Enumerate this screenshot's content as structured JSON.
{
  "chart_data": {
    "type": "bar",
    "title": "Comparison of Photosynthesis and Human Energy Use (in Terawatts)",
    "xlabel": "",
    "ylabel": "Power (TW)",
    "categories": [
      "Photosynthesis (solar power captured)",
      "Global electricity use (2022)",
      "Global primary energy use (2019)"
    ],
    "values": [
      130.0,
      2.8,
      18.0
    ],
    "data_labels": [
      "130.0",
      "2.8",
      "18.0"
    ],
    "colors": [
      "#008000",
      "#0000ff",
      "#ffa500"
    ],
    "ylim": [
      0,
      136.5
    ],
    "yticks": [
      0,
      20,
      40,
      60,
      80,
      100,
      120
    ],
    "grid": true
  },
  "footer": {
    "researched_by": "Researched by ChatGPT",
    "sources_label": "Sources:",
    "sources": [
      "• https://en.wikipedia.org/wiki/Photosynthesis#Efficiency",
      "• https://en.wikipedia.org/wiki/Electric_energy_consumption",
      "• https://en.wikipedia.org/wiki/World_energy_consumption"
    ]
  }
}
* * *
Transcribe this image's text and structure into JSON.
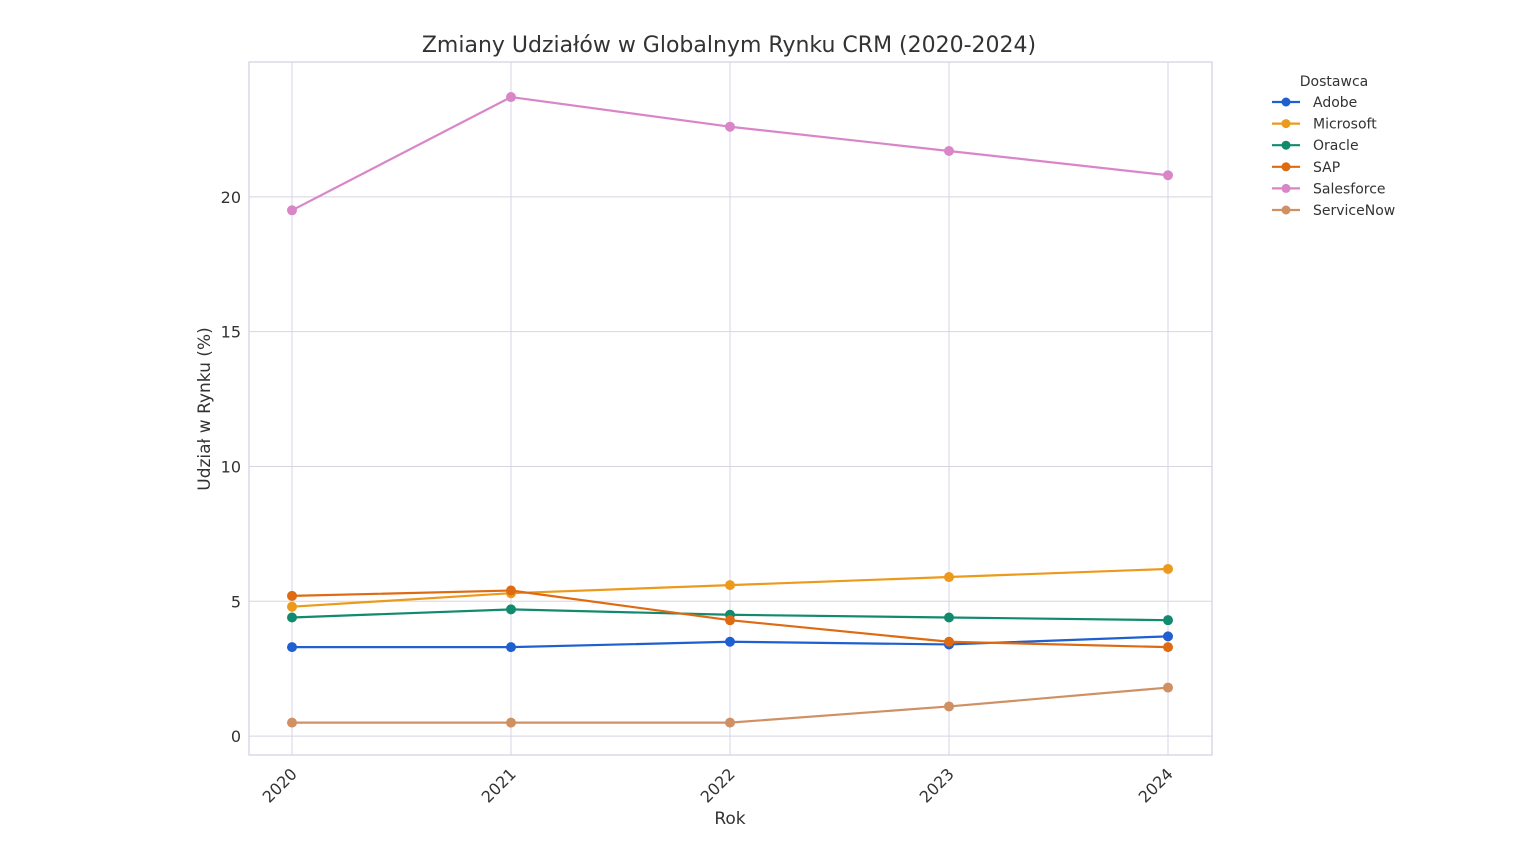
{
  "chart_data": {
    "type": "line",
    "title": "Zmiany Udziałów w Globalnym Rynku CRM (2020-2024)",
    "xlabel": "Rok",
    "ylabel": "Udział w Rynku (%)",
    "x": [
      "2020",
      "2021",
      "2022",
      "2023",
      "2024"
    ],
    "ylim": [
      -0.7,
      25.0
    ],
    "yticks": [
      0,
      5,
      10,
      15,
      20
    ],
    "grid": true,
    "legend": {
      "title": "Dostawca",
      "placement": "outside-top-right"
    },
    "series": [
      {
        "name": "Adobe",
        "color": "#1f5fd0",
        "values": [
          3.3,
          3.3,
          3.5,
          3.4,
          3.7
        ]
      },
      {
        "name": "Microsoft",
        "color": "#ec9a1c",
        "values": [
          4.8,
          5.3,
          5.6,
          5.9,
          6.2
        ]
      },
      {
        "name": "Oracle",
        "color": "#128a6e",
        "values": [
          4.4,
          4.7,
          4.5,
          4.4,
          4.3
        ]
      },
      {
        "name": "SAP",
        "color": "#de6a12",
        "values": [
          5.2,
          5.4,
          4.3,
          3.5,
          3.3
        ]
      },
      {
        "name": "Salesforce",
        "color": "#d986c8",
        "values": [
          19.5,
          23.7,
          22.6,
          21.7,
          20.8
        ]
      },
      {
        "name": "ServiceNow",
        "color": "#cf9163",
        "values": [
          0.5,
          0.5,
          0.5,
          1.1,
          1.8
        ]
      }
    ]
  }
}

### The request
Show, from the listing above, each line that contains the word "wikipedia".

### Answer to the exercise
      "• https://en.wikipedia.org/wiki/Photosynthesis#Efficiency",
      "• https://en.wikipedia.org/wiki/Electric_energy_consumption",
      "• https://en.wikipedia.org/wiki/World_energy_consumption"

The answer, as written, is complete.